#### [WHAT YOU NEED TO DO]
In the material below, find all lines with the string "this" and copy them.

[Items from a dataset]
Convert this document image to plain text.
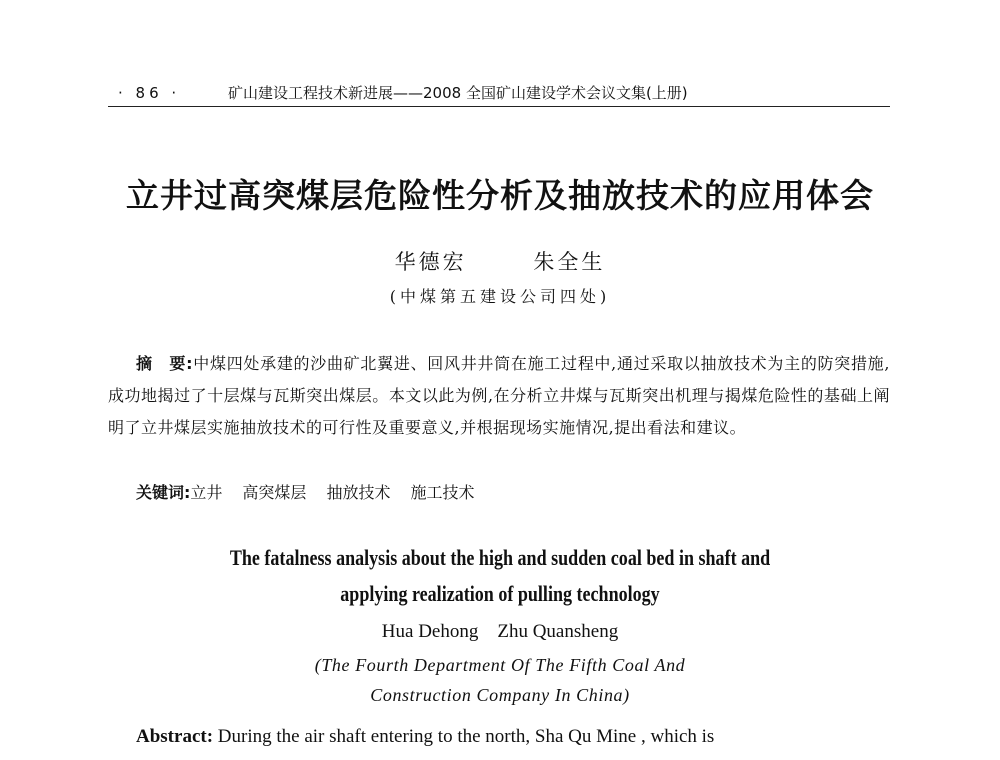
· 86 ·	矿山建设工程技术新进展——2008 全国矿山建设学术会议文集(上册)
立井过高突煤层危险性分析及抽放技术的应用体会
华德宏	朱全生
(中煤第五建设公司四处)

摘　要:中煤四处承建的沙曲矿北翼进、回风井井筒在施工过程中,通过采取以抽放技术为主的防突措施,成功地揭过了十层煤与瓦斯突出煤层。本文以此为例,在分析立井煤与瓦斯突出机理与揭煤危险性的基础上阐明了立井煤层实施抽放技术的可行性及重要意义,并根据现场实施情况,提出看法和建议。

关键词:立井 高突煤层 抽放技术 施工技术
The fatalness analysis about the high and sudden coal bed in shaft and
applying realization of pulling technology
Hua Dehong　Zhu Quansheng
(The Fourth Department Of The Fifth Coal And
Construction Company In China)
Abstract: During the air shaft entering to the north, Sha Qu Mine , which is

* * *

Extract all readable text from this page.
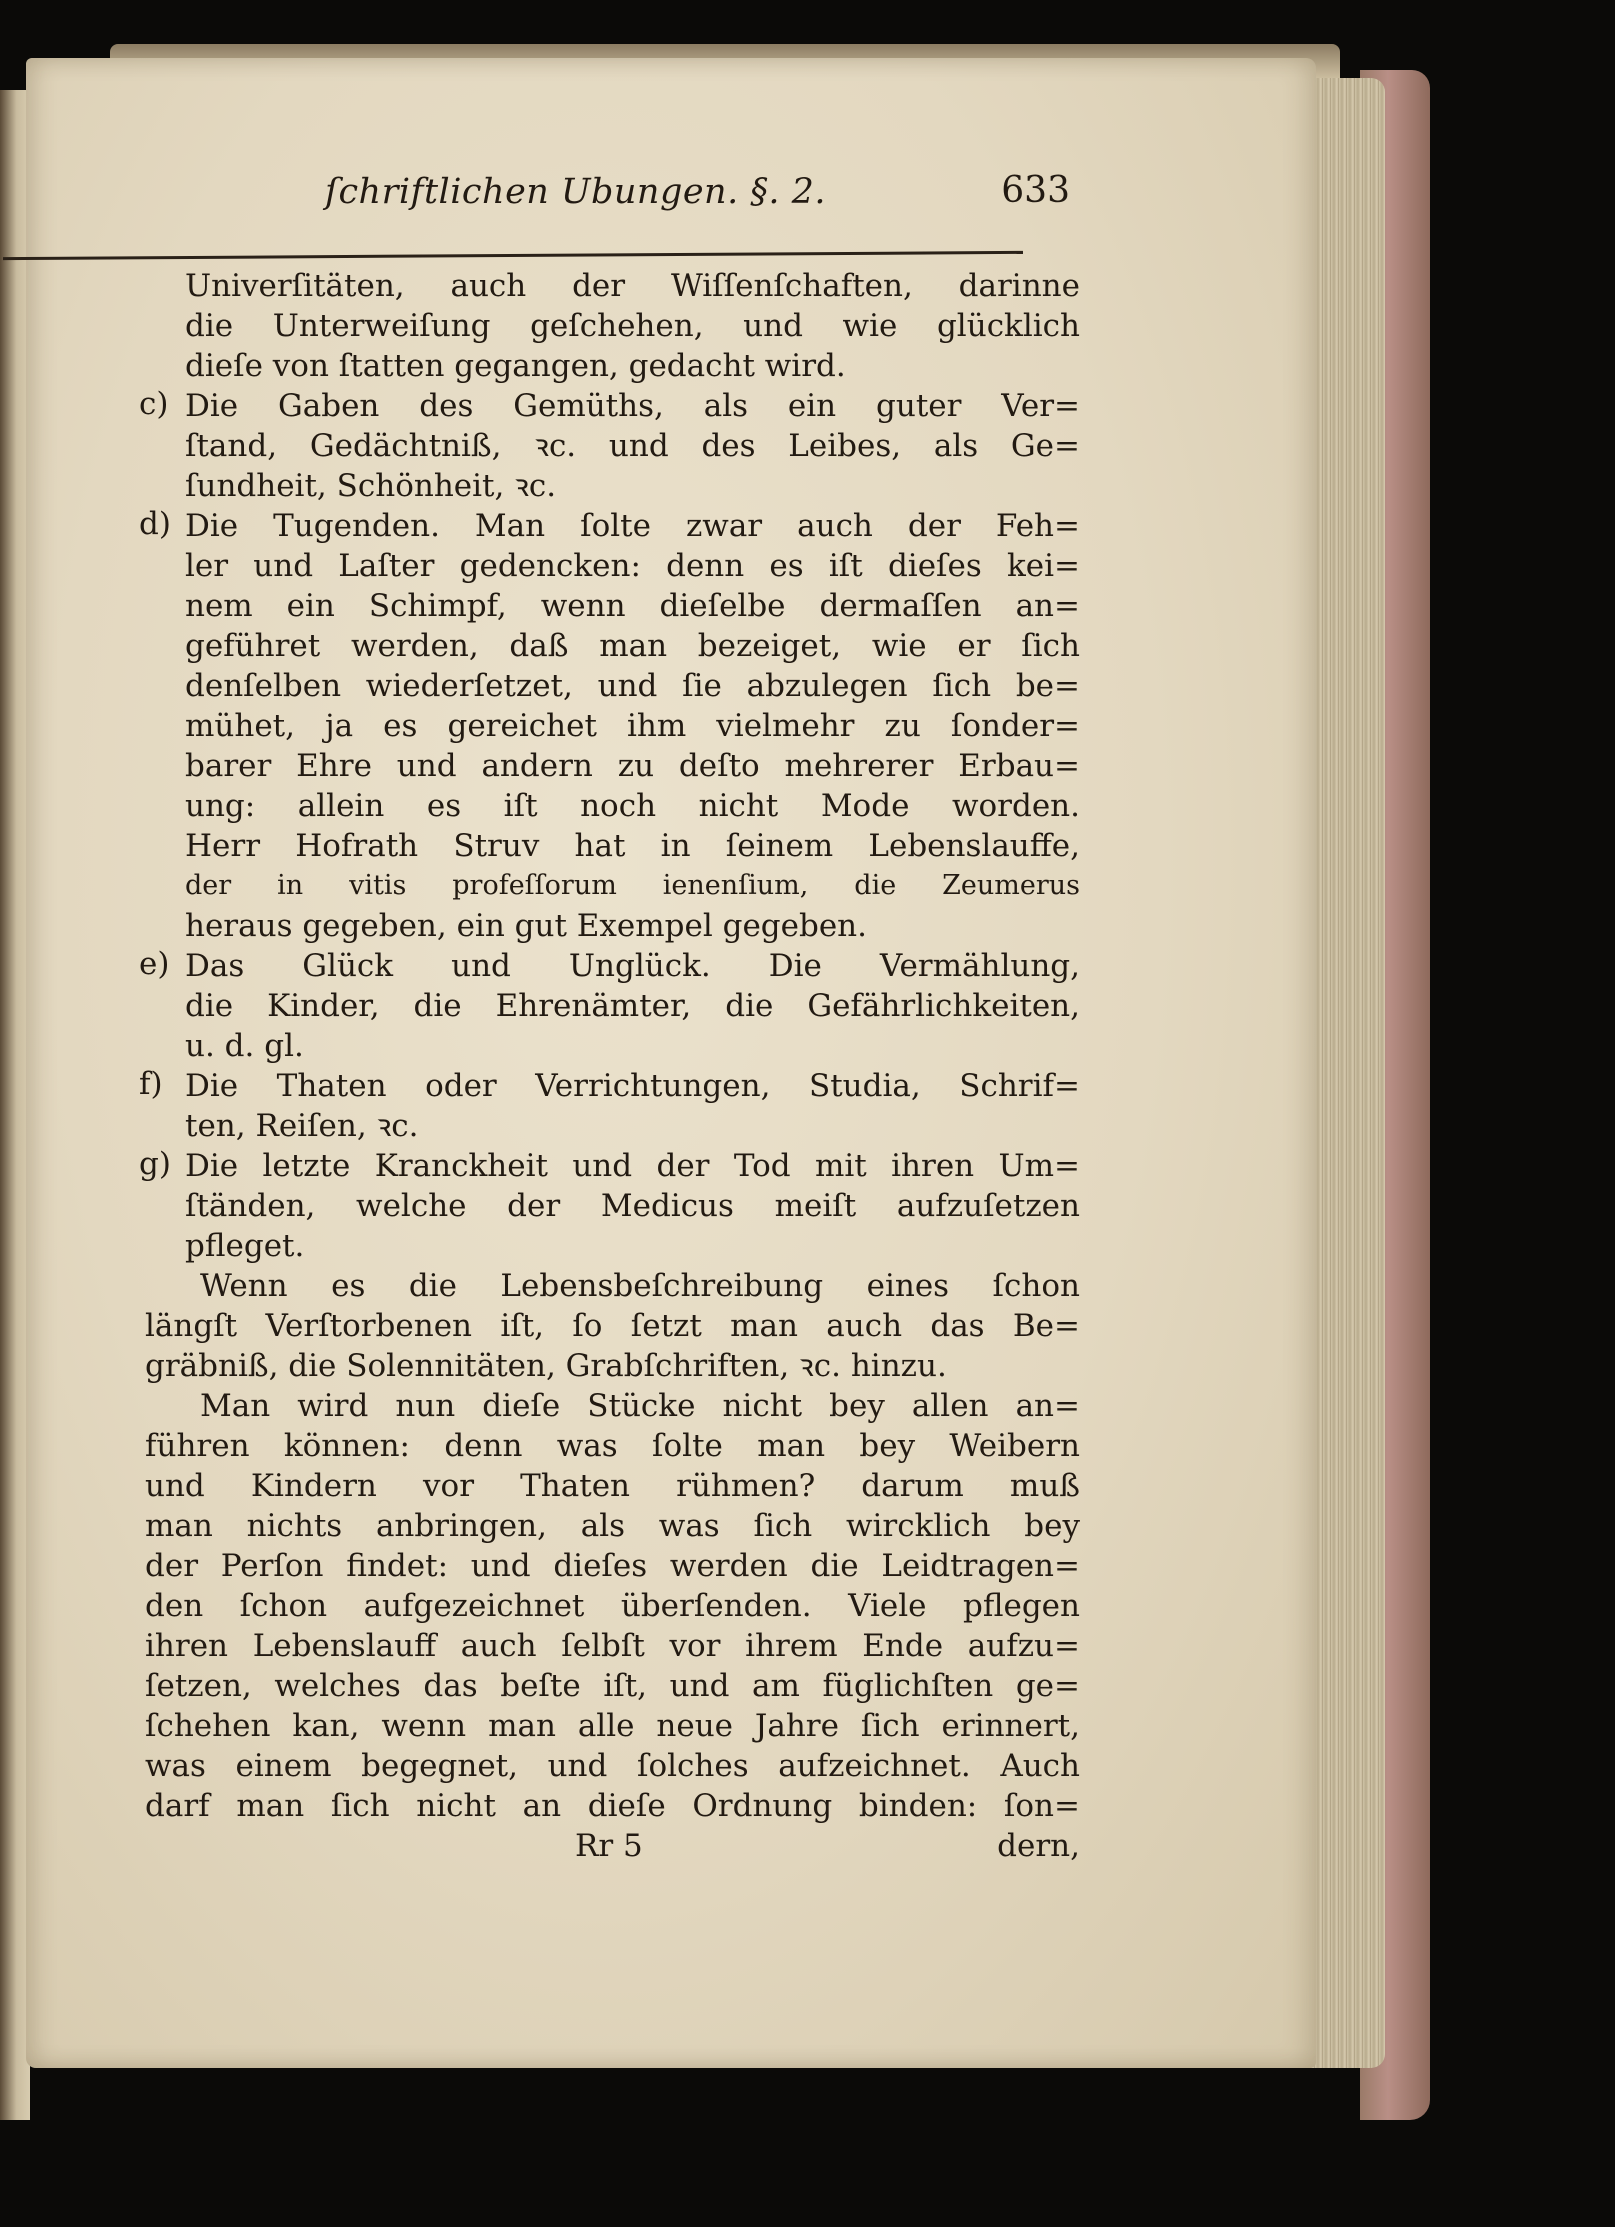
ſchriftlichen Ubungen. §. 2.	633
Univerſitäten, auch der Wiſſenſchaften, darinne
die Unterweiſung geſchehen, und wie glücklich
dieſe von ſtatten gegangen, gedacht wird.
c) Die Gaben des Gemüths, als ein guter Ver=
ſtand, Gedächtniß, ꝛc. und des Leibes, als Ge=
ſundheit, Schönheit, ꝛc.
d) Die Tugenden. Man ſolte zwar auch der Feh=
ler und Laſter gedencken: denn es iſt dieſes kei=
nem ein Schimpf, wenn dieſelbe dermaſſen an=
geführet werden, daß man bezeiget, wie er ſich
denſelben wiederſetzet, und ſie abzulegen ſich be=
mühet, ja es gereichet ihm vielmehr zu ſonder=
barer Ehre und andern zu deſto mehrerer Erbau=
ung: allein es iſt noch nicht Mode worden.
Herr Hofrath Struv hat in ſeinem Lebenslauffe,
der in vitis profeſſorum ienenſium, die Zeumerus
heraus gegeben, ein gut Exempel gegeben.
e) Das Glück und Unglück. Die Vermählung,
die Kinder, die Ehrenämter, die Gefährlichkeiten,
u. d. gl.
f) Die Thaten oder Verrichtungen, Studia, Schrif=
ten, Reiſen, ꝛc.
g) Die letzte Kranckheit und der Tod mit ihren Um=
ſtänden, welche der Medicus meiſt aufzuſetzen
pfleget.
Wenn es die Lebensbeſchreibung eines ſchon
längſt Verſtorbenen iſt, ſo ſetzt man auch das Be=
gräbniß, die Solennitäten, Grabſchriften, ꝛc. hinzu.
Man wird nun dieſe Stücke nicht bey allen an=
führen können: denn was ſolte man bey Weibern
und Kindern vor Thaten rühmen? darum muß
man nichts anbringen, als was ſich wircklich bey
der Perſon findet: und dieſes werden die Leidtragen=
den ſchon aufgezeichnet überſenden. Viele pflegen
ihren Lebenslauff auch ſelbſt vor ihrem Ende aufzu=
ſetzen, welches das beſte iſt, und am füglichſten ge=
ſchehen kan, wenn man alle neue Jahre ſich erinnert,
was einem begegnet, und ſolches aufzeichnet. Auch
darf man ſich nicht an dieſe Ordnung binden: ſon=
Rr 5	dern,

#### [PROBLEM SOLUTION]
Convert this document image to plain text.
Extract all readable text from this page.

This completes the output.